§ Written instruction:
For each line below that contains the string "HTML", copy that line.

(Data excerpts)
──────
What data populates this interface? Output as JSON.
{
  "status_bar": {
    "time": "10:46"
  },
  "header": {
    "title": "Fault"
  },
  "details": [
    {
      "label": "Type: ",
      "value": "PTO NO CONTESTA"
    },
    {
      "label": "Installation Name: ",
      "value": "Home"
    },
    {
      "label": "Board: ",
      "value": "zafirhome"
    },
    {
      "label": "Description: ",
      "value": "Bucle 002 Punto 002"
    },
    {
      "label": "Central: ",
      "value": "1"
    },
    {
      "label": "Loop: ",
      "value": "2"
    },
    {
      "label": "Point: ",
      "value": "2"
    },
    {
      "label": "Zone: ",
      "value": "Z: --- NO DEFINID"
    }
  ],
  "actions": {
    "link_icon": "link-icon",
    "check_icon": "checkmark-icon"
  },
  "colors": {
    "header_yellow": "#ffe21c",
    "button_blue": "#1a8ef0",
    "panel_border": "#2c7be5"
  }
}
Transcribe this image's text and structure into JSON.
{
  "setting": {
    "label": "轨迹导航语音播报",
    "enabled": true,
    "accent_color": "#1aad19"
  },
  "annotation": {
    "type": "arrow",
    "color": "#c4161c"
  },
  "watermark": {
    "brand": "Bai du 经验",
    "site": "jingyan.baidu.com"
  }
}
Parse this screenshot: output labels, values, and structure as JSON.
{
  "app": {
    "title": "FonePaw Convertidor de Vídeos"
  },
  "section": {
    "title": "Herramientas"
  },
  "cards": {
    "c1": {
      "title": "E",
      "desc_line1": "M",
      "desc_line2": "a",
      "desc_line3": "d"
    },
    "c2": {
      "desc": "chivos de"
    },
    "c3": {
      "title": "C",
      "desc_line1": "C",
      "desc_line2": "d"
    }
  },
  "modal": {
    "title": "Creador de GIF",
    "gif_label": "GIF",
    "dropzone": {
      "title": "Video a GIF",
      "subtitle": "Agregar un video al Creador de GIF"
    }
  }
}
──────
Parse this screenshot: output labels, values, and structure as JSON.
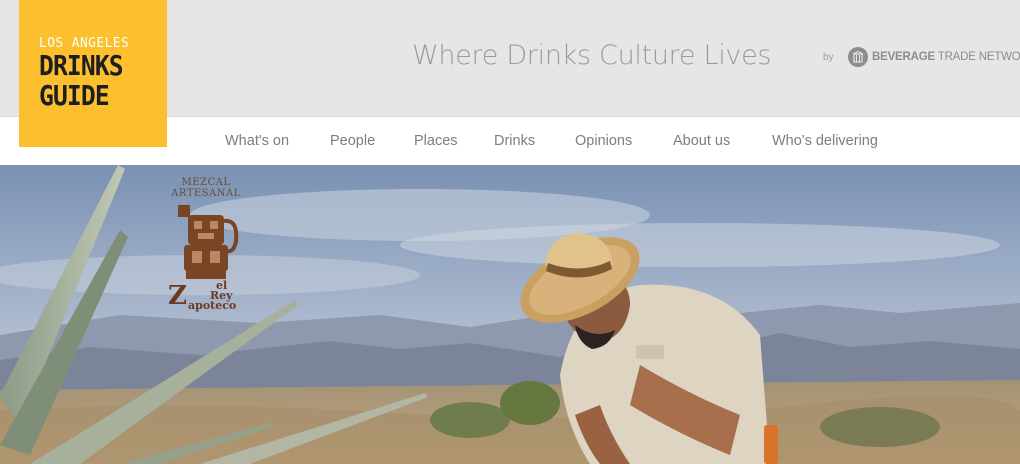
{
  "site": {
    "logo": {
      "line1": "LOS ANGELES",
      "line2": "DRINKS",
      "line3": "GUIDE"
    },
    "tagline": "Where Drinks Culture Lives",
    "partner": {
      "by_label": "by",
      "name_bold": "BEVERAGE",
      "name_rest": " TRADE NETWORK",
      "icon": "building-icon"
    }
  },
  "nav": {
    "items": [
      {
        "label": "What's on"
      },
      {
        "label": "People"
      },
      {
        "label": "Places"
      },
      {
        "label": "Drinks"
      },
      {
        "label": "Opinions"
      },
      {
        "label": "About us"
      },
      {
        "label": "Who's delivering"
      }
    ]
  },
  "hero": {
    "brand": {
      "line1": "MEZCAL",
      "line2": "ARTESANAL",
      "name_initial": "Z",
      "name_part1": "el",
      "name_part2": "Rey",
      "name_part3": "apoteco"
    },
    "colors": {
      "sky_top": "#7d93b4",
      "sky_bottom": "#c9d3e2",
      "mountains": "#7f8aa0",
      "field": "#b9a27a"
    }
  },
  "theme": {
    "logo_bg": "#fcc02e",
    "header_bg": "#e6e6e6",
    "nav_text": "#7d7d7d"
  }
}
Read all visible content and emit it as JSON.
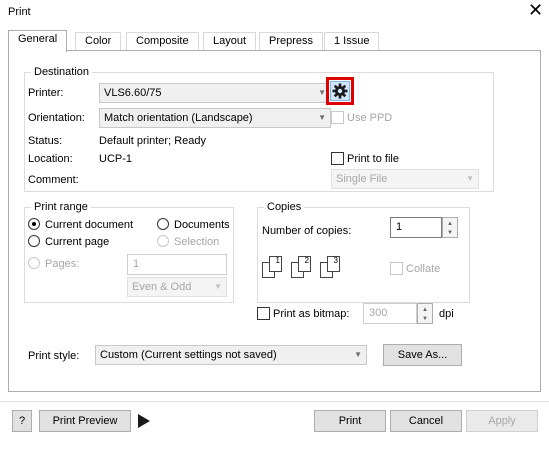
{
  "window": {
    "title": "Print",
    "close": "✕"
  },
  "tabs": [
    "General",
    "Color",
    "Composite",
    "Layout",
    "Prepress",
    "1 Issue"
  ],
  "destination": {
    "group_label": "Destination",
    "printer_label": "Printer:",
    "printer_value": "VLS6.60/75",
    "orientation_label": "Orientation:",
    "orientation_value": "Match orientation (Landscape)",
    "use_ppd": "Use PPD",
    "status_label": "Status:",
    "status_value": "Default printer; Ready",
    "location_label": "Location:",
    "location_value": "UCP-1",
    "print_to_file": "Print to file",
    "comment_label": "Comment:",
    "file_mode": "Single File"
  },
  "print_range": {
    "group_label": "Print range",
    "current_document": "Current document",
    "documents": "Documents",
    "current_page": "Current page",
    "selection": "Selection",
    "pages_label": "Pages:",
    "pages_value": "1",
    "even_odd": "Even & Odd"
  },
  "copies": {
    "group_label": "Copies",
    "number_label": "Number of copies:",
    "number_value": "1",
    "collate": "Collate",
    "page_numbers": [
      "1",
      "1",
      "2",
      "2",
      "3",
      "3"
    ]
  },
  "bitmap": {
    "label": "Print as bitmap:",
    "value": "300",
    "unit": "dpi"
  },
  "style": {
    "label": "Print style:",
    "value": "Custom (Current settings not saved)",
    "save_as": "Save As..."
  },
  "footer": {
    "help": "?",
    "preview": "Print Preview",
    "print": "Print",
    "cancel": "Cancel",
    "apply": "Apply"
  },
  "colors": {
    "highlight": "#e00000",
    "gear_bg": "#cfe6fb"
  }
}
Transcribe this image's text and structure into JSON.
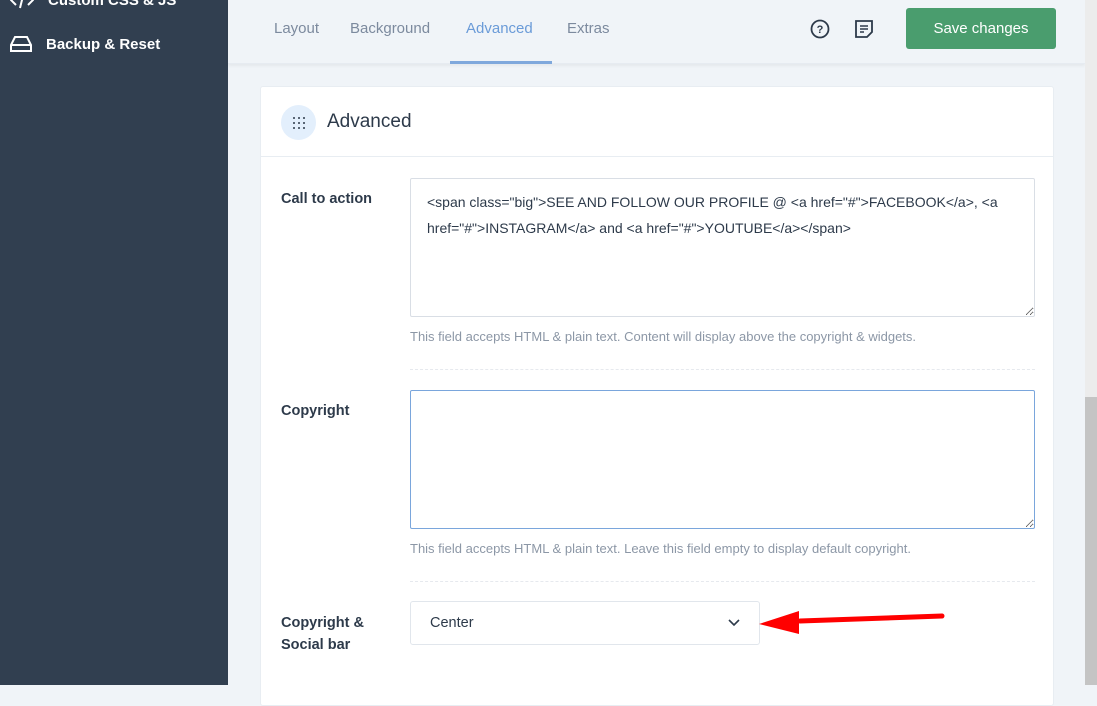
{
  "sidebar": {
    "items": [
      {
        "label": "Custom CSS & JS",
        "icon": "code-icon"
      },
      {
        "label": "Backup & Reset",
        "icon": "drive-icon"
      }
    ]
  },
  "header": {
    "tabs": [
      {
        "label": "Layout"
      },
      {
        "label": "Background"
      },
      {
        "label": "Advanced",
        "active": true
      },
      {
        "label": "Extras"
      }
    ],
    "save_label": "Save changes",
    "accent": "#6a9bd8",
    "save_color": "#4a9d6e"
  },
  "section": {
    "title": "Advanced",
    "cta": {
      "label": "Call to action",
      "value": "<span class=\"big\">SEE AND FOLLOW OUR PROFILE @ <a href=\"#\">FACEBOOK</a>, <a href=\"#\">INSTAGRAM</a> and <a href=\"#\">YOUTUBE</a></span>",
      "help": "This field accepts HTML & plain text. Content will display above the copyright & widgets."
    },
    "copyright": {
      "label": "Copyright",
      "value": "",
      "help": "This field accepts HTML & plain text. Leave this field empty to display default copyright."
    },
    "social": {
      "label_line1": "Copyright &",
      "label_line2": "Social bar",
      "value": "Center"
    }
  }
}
──────
§ Response to the exercise:
      "help": "This field accepts HTML & plain text. Content will display above the copyright & widgets."
      "help": "This field accepts HTML & plain text. Leave this field empty to display default copyright."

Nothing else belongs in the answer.